Output all records precisely as written.

• [Records to use]
□ □ □ □ □ □ □
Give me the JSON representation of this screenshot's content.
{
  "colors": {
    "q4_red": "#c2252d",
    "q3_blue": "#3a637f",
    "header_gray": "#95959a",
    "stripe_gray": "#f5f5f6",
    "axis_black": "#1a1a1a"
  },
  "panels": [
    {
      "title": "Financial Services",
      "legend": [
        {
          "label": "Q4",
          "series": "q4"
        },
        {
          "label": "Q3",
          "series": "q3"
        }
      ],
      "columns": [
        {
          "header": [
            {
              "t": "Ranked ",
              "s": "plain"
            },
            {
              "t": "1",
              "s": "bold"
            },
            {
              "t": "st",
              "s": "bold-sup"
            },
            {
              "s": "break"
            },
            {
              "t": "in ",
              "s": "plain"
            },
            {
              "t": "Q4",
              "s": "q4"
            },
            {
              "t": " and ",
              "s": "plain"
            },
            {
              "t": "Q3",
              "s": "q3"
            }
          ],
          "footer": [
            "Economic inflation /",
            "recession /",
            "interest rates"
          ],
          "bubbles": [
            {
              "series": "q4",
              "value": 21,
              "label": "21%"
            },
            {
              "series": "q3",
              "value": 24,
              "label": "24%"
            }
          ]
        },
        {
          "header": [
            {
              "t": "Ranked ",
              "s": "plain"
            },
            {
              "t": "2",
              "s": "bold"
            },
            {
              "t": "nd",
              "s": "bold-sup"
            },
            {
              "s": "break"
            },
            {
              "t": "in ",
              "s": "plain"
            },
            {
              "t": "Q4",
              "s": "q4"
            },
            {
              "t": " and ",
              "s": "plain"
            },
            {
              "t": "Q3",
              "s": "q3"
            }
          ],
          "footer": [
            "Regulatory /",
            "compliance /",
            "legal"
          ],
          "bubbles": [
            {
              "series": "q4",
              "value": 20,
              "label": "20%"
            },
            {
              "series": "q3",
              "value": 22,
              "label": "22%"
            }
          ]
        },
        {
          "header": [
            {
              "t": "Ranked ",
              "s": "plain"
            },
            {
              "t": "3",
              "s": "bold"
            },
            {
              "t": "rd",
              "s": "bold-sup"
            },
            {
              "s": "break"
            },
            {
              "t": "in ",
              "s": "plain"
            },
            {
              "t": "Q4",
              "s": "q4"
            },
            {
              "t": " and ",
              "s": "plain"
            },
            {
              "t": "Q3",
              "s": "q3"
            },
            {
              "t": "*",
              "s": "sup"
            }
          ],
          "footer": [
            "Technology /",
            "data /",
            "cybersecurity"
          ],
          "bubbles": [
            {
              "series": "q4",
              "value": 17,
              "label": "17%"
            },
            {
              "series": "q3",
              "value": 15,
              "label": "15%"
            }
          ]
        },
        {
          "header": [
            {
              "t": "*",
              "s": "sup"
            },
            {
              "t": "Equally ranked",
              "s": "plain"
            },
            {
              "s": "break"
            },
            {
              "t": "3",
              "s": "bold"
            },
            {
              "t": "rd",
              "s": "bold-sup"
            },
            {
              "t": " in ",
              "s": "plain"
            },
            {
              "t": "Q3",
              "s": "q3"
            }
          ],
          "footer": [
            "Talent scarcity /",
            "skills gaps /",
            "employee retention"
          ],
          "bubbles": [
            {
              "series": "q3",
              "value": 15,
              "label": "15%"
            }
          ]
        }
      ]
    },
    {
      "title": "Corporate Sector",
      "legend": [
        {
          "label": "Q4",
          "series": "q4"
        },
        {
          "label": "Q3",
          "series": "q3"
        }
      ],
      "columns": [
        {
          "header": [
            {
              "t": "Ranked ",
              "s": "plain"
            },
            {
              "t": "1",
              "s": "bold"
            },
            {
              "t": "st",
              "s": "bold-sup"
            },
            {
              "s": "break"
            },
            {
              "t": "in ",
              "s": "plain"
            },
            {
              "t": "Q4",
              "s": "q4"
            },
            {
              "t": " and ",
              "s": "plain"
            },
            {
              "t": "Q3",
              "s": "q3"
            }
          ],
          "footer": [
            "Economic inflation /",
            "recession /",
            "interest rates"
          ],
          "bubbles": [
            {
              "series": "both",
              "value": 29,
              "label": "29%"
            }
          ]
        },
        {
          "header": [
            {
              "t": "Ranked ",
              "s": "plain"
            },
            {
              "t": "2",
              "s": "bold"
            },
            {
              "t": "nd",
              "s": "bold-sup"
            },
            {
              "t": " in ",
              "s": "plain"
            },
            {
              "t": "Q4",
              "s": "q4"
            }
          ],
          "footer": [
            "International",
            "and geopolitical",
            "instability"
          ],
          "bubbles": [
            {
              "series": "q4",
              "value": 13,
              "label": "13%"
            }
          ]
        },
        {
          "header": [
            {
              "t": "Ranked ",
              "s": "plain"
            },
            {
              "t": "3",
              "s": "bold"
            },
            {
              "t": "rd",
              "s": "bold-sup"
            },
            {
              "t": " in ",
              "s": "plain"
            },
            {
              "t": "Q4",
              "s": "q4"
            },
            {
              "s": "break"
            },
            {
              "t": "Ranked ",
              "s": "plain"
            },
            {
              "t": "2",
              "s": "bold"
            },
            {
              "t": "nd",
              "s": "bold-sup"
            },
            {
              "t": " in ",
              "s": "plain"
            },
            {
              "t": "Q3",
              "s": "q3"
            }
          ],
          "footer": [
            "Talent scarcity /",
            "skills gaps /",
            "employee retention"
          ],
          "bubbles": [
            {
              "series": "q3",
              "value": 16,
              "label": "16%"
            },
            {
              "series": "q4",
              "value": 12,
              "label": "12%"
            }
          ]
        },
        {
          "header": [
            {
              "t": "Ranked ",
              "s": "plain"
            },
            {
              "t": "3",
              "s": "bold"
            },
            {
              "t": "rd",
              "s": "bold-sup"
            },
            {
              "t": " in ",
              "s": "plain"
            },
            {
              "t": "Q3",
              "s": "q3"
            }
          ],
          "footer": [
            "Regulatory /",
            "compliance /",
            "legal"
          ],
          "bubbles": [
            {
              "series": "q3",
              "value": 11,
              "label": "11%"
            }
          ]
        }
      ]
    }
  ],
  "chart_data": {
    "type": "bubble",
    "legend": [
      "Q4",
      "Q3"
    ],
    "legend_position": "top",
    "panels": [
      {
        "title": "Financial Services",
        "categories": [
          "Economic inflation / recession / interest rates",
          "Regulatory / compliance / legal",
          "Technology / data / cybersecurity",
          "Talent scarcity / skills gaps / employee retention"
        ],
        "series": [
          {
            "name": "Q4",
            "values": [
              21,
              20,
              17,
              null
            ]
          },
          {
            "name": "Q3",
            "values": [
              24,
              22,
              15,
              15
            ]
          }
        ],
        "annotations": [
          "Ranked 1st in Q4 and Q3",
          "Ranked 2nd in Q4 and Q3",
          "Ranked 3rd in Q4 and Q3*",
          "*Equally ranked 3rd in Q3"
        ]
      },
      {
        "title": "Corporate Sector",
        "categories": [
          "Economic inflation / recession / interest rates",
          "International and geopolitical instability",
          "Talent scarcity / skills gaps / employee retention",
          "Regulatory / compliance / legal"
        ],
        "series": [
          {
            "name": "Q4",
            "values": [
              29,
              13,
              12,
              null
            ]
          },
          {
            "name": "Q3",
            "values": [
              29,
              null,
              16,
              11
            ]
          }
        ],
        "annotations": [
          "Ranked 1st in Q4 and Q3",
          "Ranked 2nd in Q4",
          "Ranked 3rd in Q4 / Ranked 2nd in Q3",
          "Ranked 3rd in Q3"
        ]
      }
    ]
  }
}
□ □ □ □ □ □ □
• [Solution below]
Give me the JSON representation of this screenshot's content.
{
  "colors": {
    "q4_red": "#c2252d",
    "q3_blue": "#3a637f",
    "header_gray": "#95959a",
    "stripe_gray": "#f5f5f6",
    "axis_black": "#1a1a1a"
  },
  "panels": [
    {
      "title": "Financial Services",
      "legend": [
        {
          "label": "Q4",
          "series": "q4"
        },
        {
          "label": "Q3",
          "series": "q3"
        }
      ],
      "columns": [
        {
          "header": [
            {
              "t": "Ranked ",
              "s": "plain"
            },
            {
              "t": "1",
              "s": "bold"
            },
            {
              "t": "st",
              "s": "bold-sup"
            },
            {
              "s": "break"
            },
            {
              "t": "in ",
              "s": "plain"
            },
            {
              "t": "Q4",
              "s": "q4"
            },
            {
              "t": " and ",
              "s": "plain"
            },
            {
              "t": "Q3",
              "s": "q3"
            }
          ],
          "footer": [
            "Economic inflation /",
            "recession /",
            "interest rates"
          ],
          "bubbles": [
            {
              "series": "q4",
              "value": 21,
              "label": "21%"
            },
            {
              "series": "q3",
              "value": 24,
              "label": "24%"
            }
          ]
        },
        {
          "header": [
            {
              "t": "Ranked ",
              "s": "plain"
            },
            {
              "t": "2",
              "s": "bold"
            },
            {
              "t": "nd",
              "s": "bold-sup"
            },
            {
              "s": "break"
            },
            {
              "t": "in ",
              "s": "plain"
            },
            {
              "t": "Q4",
              "s": "q4"
            },
            {
              "t": " and ",
              "s": "plain"
            },
            {
              "t": "Q3",
              "s": "q3"
            }
          ],
          "footer": [
            "Regulatory /",
            "compliance /",
            "legal"
          ],
          "bubbles": [
            {
              "series": "q4",
              "value": 20,
              "label": "20%"
            },
            {
              "series": "q3",
              "value": 22,
              "label": "22%"
            }
          ]
        },
        {
          "header": [
            {
              "t": "Ranked ",
              "s": "plain"
            },
            {
              "t": "3",
              "s": "bold"
            },
            {
              "t": "rd",
              "s": "bold-sup"
            },
            {
              "s": "break"
            },
            {
              "t": "in ",
              "s": "plain"
            },
            {
              "t": "Q4",
              "s": "q4"
            },
            {
              "t": " and ",
              "s": "plain"
            },
            {
              "t": "Q3",
              "s": "q3"
            },
            {
              "t": "*",
              "s": "sup"
            }
          ],
          "footer": [
            "Technology /",
            "data /",
            "cybersecurity"
          ],
          "bubbles": [
            {
              "series": "q4",
              "value": 17,
              "label": "17%"
            },
            {
              "series": "q3",
              "value": 15,
              "label": "15%"
            }
          ]
        },
        {
          "header": [
            {
              "t": "*",
              "s": "sup"
            },
            {
              "t": "Equally ranked",
              "s": "plain"
            },
            {
              "s": "break"
            },
            {
              "t": "3",
              "s": "bold"
            },
            {
              "t": "rd",
              "s": "bold-sup"
            },
            {
              "t": " in ",
              "s": "plain"
            },
            {
              "t": "Q3",
              "s": "q3"
            }
          ],
          "footer": [
            "Talent scarcity /",
            "skills gaps /",
            "employee retention"
          ],
          "bubbles": [
            {
              "series": "q3",
              "value": 15,
              "label": "15%"
            }
          ]
        }
      ]
    },
    {
      "title": "Corporate Sector",
      "legend": [
        {
          "label": "Q4",
          "series": "q4"
        },
        {
          "label": "Q3",
          "series": "q3"
        }
      ],
      "columns": [
        {
          "header": [
            {
              "t": "Ranked ",
              "s": "plain"
            },
            {
              "t": "1",
              "s": "bold"
            },
            {
              "t": "st",
              "s": "bold-sup"
            },
            {
              "s": "break"
            },
            {
              "t": "in ",
              "s": "plain"
            },
            {
              "t": "Q4",
              "s": "q4"
            },
            {
              "t": " and ",
              "s": "plain"
            },
            {
              "t": "Q3",
              "s": "q3"
            }
          ],
          "footer": [
            "Economic inflation /",
            "recession /",
            "interest rates"
          ],
          "bubbles": [
            {
              "series": "both",
              "value": 29,
              "label": "29%"
            }
          ]
        },
        {
          "header": [
            {
              "t": "Ranked ",
              "s": "plain"
            },
            {
              "t": "2",
              "s": "bold"
            },
            {
              "t": "nd",
              "s": "bold-sup"
            },
            {
              "t": " in ",
              "s": "plain"
            },
            {
              "t": "Q4",
              "s": "q4"
            }
          ],
          "footer": [
            "International",
            "and geopolitical",
            "instability"
          ],
          "bubbles": [
            {
              "series": "q4",
              "value": 13,
              "label": "13%"
            }
          ]
        },
        {
          "header": [
            {
              "t": "Ranked ",
              "s": "plain"
            },
            {
              "t": "3",
              "s": "bold"
            },
            {
              "t": "rd",
              "s": "bold-sup"
            },
            {
              "t": " in ",
              "s": "plain"
            },
            {
              "t": "Q4",
              "s": "q4"
            },
            {
              "s": "break"
            },
            {
              "t": "Ranked ",
              "s": "plain"
            },
            {
              "t": "2",
              "s": "bold"
            },
            {
              "t": "nd",
              "s": "bold-sup"
            },
            {
              "t": " in ",
              "s": "plain"
            },
            {
              "t": "Q3",
              "s": "q3"
            }
          ],
          "footer": [
            "Talent scarcity /",
            "skills gaps /",
            "employee retention"
          ],
          "bubbles": [
            {
              "series": "q3",
              "value": 16,
              "label": "16%"
            },
            {
              "series": "q4",
              "value": 12,
              "label": "12%"
            }
          ]
        },
        {
          "header": [
            {
              "t": "Ranked ",
              "s": "plain"
            },
            {
              "t": "3",
              "s": "bold"
            },
            {
              "t": "rd",
              "s": "bold-sup"
            },
            {
              "t": " in ",
              "s": "plain"
            },
            {
              "t": "Q3",
              "s": "q3"
            }
          ],
          "footer": [
            "Regulatory /",
            "compliance /",
            "legal"
          ],
          "bubbles": [
            {
              "series": "q3",
              "value": 11,
              "label": "11%"
            }
          ]
        }
      ]
    }
  ],
  "chart_data": {
    "type": "bubble",
    "legend": [
      "Q4",
      "Q3"
    ],
    "legend_position": "top",
    "panels": [
      {
        "title": "Financial Services",
        "categories": [
          "Economic inflation / recession / interest rates",
          "Regulatory / compliance / legal",
          "Technology / data / cybersecurity",
          "Talent scarcity / skills gaps / employee retention"
        ],
        "series": [
          {
            "name": "Q4",
            "values": [
              21,
              20,
              17,
              null
            ]
          },
          {
            "name": "Q3",
            "values": [
              24,
              22,
              15,
              15
            ]
          }
        ],
        "annotations": [
          "Ranked 1st in Q4 and Q3",
          "Ranked 2nd in Q4 and Q3",
          "Ranked 3rd in Q4 and Q3*",
          "*Equally ranked 3rd in Q3"
        ]
      },
      {
        "title": "Corporate Sector",
        "categories": [
          "Economic inflation / recession / interest rates",
          "International and geopolitical instability",
          "Talent scarcity / skills gaps / employee retention",
          "Regulatory / compliance / legal"
        ],
        "series": [
          {
            "name": "Q4",
            "values": [
              29,
              13,
              12,
              null
            ]
          },
          {
            "name": "Q3",
            "values": [
              29,
              null,
              16,
              11
            ]
          }
        ],
        "annotations": [
          "Ranked 1st in Q4 and Q3",
          "Ranked 2nd in Q4",
          "Ranked 3rd in Q4 / Ranked 2nd in Q3",
          "Ranked 3rd in Q3"
        ]
      }
    ]
  }
}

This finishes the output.